■ WHAT YOU NEED TO DO: Print every entry exactly as written.

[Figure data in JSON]
○ ○ ○ ○
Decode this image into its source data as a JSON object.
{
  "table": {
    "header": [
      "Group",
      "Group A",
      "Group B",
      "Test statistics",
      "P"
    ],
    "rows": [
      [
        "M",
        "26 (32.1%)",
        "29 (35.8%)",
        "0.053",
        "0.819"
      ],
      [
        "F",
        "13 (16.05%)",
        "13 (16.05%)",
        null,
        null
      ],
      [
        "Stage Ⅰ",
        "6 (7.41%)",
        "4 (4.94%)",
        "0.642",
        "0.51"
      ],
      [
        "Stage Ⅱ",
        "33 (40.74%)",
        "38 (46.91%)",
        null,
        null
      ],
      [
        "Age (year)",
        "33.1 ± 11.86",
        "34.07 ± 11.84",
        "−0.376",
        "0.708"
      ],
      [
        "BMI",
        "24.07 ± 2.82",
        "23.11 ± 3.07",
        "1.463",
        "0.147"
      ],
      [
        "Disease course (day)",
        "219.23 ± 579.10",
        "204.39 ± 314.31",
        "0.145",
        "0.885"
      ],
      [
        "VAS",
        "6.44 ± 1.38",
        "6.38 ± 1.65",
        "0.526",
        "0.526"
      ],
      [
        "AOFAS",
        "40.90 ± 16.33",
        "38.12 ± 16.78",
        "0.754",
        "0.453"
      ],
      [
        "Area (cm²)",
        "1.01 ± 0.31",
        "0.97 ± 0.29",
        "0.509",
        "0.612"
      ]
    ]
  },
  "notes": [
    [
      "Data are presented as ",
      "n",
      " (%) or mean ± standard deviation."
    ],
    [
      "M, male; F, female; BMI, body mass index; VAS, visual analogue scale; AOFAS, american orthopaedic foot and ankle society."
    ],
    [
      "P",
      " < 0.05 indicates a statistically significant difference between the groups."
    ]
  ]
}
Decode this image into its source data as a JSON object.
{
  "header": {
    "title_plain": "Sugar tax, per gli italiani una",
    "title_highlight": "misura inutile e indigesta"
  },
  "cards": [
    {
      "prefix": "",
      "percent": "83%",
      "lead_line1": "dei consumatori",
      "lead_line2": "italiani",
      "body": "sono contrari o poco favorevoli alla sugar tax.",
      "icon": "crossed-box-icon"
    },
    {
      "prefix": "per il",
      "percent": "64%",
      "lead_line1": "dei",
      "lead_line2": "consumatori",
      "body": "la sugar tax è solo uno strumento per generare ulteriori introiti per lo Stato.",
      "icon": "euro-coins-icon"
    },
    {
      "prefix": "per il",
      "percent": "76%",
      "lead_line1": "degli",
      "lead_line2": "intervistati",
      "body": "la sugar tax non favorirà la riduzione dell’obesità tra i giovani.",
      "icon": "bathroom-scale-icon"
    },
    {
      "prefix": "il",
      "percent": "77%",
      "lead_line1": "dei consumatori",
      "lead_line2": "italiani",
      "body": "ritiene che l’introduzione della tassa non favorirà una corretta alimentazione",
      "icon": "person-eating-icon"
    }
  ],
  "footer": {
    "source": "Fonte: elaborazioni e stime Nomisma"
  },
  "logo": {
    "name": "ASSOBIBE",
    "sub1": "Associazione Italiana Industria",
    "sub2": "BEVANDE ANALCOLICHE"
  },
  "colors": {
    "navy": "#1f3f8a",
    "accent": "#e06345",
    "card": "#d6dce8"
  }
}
○ ○ ○ ○
■ SOLUTION TO THIS TASK:
Decode this image into its source data as a JSON object.
{
  "table": {
    "header": [
      "Group",
      "Group A",
      "Group B",
      "Test statistics",
      "P"
    ],
    "rows": [
      [
        "M",
        "26 (32.1%)",
        "29 (35.8%)",
        "0.053",
        "0.819"
      ],
      [
        "F",
        "13 (16.05%)",
        "13 (16.05%)",
        null,
        null
      ],
      [
        "Stage Ⅰ",
        "6 (7.41%)",
        "4 (4.94%)",
        "0.642",
        "0.51"
      ],
      [
        "Stage Ⅱ",
        "33 (40.74%)",
        "38 (46.91%)",
        null,
        null
      ],
      [
        "Age (year)",
        "33.1 ± 11.86",
        "34.07 ± 11.84",
        "−0.376",
        "0.708"
      ],
      [
        "BMI",
        "24.07 ± 2.82",
        "23.11 ± 3.07",
        "1.463",
        "0.147"
      ],
      [
        "Disease course (day)",
        "219.23 ± 579.10",
        "204.39 ± 314.31",
        "0.145",
        "0.885"
      ],
      [
        "VAS",
        "6.44 ± 1.38",
        "6.38 ± 1.65",
        "0.526",
        "0.526"
      ],
      [
        "AOFAS",
        "40.90 ± 16.33",
        "38.12 ± 16.78",
        "0.754",
        "0.453"
      ],
      [
        "Area (cm²)",
        "1.01 ± 0.31",
        "0.97 ± 0.29",
        "0.509",
        "0.612"
      ]
    ]
  },
  "notes": [
    [
      "Data are presented as ",
      "n",
      " (%) or mean ± standard deviation."
    ],
    [
      "M, male; F, female; BMI, body mass index; VAS, visual analogue scale; AOFAS, american orthopaedic foot and ankle society."
    ],
    [
      "P",
      " < 0.05 indicates a statistically significant difference between the groups."
    ]
  ]
}
Decode this image into its source data as a JSON object.
{
  "header": {
    "title_plain": "Sugar tax, per gli italiani una",
    "title_highlight": "misura inutile e indigesta"
  },
  "cards": [
    {
      "prefix": "",
      "percent": "83%",
      "lead_line1": "dei consumatori",
      "lead_line2": "italiani",
      "body": "sono contrari o poco favorevoli alla sugar tax.",
      "icon": "crossed-box-icon"
    },
    {
      "prefix": "per il",
      "percent": "64%",
      "lead_line1": "dei",
      "lead_line2": "consumatori",
      "body": "la sugar tax è solo uno strumento per generare ulteriori introiti per lo Stato.",
      "icon": "euro-coins-icon"
    },
    {
      "prefix": "per il",
      "percent": "76%",
      "lead_line1": "degli",
      "lead_line2": "intervistati",
      "body": "la sugar tax non favorirà la riduzione dell’obesità tra i giovani.",
      "icon": "bathroom-scale-icon"
    },
    {
      "prefix": "il",
      "percent": "77%",
      "lead_line1": "dei consumatori",
      "lead_line2": "italiani",
      "body": "ritiene che l’introduzione della tassa non favorirà una corretta alimentazione",
      "icon": "person-eating-icon"
    }
  ],
  "footer": {
    "source": "Fonte: elaborazioni e stime Nomisma"
  },
  "logo": {
    "name": "ASSOBIBE",
    "sub1": "Associazione Italiana Industria",
    "sub2": "BEVANDE ANALCOLICHE"
  },
  "colors": {
    "navy": "#1f3f8a",
    "accent": "#e06345",
    "card": "#d6dce8"
  }
}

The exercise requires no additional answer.